> _Task prompt_: Collect all lines containing the word "text" from the data.

--- START ---

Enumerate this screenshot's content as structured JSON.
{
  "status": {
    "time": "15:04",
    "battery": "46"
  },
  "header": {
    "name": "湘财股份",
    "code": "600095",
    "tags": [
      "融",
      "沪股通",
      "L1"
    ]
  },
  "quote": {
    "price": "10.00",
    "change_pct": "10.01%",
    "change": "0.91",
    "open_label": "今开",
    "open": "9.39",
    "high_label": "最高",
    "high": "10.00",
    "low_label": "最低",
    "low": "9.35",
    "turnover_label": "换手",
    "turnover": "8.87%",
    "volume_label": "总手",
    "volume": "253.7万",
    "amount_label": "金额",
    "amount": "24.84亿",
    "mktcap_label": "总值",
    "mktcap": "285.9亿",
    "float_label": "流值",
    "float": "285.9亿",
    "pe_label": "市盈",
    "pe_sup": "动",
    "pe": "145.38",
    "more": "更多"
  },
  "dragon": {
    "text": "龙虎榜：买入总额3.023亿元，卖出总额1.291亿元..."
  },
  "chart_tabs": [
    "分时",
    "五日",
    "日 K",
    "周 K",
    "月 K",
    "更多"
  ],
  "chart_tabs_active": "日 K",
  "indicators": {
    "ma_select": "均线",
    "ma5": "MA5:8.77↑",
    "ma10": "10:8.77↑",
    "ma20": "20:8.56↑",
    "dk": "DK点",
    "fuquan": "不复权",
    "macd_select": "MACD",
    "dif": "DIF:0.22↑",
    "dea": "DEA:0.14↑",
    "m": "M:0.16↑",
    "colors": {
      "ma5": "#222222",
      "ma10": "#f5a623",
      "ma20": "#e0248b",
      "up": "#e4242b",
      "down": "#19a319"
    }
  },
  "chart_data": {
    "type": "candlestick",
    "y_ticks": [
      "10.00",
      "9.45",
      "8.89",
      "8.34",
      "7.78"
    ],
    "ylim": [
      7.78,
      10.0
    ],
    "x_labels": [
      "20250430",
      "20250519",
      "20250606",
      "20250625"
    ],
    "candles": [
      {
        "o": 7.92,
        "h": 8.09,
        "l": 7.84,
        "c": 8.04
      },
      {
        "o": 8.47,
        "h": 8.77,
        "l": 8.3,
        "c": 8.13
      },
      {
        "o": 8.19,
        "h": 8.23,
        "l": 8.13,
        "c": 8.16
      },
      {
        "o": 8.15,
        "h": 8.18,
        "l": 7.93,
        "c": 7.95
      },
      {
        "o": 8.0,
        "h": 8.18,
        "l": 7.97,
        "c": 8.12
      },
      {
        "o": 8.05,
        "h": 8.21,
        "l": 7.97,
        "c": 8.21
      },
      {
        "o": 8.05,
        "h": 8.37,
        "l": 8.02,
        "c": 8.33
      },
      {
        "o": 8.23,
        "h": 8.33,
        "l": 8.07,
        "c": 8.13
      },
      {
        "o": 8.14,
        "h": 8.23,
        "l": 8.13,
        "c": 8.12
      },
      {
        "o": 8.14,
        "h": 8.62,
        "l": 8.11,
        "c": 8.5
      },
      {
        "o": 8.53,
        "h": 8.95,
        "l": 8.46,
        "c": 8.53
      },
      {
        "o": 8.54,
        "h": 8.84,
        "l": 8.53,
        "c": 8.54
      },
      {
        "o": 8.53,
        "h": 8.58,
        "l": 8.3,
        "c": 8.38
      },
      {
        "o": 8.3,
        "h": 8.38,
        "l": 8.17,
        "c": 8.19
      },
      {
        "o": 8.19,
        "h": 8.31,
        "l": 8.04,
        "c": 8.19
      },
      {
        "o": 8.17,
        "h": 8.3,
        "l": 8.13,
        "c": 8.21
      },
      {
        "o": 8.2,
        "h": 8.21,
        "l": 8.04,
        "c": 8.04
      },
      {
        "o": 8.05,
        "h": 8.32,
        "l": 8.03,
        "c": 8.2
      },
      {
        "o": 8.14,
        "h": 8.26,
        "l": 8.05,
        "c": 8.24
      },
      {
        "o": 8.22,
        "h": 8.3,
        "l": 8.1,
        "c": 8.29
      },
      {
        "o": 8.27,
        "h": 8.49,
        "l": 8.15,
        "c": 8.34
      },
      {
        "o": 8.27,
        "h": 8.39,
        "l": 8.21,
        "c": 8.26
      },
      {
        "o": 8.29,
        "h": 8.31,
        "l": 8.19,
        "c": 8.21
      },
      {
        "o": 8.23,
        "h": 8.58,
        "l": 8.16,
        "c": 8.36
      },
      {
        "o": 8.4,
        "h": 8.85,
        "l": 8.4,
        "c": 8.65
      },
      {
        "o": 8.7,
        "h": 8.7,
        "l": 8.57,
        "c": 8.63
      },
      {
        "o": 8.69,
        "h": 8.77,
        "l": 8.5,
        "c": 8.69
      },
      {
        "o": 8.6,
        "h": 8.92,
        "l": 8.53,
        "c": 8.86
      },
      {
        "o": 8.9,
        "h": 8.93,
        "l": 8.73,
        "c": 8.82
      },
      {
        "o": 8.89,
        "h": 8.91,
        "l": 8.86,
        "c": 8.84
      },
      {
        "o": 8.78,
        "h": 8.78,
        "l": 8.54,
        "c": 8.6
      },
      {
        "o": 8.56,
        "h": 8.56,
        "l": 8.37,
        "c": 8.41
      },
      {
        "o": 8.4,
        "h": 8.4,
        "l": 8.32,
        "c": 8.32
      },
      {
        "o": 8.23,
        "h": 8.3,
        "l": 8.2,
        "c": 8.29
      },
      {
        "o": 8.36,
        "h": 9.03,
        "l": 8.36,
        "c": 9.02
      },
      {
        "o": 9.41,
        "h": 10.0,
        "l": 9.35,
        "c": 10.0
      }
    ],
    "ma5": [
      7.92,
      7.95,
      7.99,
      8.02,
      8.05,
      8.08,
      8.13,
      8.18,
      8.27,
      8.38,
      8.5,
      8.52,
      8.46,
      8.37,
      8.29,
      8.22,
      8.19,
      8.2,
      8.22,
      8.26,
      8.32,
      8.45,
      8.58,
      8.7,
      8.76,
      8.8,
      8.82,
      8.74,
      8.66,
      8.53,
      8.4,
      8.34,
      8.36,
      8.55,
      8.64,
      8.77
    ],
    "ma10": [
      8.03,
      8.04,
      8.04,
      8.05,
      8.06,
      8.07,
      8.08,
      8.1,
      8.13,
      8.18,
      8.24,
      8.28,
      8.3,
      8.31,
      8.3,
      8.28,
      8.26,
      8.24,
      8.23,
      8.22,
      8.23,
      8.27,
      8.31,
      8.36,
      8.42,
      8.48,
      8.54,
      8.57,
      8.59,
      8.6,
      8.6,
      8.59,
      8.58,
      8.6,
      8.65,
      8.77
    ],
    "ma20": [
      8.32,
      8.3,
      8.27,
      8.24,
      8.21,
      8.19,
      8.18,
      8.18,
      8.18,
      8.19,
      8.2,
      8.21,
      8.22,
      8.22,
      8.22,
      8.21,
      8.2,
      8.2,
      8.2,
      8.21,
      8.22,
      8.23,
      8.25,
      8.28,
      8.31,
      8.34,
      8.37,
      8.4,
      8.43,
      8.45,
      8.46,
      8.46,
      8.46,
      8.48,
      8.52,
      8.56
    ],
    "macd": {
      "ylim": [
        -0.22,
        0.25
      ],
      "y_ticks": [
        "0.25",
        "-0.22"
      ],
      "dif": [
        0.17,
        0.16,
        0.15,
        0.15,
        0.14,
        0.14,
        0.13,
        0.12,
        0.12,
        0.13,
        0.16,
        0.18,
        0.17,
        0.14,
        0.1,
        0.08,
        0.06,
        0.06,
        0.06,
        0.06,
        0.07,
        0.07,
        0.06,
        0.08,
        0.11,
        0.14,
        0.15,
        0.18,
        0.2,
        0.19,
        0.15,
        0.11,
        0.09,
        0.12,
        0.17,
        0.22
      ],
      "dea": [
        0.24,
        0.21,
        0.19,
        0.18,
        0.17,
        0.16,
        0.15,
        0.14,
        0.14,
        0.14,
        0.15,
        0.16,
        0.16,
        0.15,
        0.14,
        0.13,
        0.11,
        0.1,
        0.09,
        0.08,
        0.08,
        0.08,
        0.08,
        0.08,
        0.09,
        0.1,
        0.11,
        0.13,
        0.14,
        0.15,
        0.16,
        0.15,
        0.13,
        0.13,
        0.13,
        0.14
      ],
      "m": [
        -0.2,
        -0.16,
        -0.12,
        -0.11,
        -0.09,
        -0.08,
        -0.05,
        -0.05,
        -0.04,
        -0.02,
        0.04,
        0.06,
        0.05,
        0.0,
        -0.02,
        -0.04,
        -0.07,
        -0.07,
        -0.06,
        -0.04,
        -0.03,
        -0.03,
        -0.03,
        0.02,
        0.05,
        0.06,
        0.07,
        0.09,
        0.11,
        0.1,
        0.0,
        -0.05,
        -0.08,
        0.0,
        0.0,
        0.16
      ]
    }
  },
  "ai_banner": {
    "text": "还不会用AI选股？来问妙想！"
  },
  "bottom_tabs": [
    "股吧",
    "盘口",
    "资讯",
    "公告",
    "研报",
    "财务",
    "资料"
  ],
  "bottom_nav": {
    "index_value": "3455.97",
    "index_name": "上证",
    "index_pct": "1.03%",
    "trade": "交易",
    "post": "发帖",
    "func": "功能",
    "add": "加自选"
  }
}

--- END ---

> _Answer for the task_:
    "text": "龙虎榜：买入总额3.023亿元，卖出总额1.291亿元..."
    "text": "还不会用AI选股？来问妙想！"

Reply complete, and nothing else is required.